Set exercise =>
Rewrite the stretch from the start of the data through the line that contains "info-value: – bbox=[307, 149, 313, 163]", substituting "volume-bar" for "histogram-bar" and leaving everything else unchanged.

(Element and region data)
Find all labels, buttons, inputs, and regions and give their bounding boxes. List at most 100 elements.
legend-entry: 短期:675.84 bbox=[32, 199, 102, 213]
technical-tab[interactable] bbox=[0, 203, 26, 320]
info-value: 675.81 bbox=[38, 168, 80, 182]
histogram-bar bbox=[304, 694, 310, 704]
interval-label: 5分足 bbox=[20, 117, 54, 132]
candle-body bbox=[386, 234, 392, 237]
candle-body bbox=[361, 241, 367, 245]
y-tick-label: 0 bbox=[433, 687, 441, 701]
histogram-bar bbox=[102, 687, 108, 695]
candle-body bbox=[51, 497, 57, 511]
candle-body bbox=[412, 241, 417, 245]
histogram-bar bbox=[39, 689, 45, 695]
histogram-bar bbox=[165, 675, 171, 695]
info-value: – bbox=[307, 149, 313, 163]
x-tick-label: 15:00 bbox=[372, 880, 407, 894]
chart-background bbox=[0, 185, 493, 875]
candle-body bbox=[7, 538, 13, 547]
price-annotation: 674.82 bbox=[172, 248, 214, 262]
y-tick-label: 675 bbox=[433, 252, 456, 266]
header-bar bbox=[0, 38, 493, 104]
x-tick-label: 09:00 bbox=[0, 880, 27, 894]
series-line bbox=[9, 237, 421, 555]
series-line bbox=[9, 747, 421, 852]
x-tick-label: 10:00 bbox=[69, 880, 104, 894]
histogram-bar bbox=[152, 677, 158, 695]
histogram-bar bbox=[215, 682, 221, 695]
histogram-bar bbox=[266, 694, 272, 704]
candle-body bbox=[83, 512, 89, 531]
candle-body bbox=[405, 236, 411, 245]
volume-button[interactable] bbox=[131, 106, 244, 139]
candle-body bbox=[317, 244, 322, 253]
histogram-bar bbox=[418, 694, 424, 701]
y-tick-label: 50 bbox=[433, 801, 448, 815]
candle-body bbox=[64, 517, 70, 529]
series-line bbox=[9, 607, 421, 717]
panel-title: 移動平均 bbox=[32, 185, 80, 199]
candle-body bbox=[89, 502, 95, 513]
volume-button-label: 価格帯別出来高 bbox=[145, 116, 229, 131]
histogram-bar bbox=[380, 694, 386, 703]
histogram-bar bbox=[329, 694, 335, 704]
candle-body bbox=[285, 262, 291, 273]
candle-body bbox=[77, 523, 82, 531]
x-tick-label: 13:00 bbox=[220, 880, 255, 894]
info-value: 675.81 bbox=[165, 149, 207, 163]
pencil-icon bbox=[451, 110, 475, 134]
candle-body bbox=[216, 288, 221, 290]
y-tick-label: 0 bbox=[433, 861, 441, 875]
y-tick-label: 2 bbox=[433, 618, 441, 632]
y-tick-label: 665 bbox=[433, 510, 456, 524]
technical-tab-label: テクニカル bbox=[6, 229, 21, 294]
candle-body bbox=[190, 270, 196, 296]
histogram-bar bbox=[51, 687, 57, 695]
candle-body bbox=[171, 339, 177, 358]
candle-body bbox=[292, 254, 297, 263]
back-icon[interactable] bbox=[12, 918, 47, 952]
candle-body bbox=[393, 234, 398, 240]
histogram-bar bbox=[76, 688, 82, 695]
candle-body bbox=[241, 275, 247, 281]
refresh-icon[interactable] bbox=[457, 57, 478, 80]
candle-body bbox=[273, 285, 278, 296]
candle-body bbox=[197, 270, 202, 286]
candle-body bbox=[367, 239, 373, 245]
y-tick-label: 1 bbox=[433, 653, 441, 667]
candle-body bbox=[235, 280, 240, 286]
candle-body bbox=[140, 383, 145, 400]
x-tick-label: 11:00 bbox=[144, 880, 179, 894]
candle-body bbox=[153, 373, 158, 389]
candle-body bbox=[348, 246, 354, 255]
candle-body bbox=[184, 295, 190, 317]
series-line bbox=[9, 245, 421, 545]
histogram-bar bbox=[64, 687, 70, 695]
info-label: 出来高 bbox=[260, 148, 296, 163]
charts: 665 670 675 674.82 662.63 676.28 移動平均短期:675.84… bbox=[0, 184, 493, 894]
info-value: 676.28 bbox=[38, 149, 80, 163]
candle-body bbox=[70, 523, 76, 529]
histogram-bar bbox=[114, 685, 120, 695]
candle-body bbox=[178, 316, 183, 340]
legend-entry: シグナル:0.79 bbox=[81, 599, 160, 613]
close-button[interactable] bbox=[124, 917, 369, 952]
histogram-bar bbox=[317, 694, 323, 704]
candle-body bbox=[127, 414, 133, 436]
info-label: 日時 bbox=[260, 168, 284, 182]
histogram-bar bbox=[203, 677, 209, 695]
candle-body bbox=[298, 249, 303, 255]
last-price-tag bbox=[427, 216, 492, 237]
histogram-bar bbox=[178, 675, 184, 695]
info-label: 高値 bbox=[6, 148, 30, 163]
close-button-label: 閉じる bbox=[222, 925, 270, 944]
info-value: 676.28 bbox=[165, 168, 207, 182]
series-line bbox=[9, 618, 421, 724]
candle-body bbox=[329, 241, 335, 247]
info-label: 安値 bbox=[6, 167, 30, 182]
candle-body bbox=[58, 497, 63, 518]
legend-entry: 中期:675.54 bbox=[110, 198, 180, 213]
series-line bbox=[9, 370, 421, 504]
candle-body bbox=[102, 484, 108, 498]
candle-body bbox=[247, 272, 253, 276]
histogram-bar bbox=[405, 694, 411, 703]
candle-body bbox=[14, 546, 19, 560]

Exercise result =>
Find all labels, buttons, inputs, and regions and give their bounding boxes. List at most 100 elements.
legend-entry: 短期:675.84 bbox=[32, 199, 102, 213]
technical-tab[interactable] bbox=[0, 203, 26, 320]
info-value: 675.81 bbox=[38, 168, 80, 182]
volume-bar bbox=[304, 694, 310, 704]
interval-label: 5分足 bbox=[20, 117, 54, 132]
candle-body bbox=[386, 234, 392, 237]
candle-body bbox=[361, 241, 367, 245]
y-tick-label: 0 bbox=[433, 687, 441, 701]
volume-bar bbox=[102, 687, 108, 695]
candle-body bbox=[51, 497, 57, 511]
candle-body bbox=[412, 241, 417, 245]
volume-bar bbox=[39, 689, 45, 695]
volume-bar bbox=[165, 675, 171, 695]
info-value: – bbox=[307, 149, 313, 163]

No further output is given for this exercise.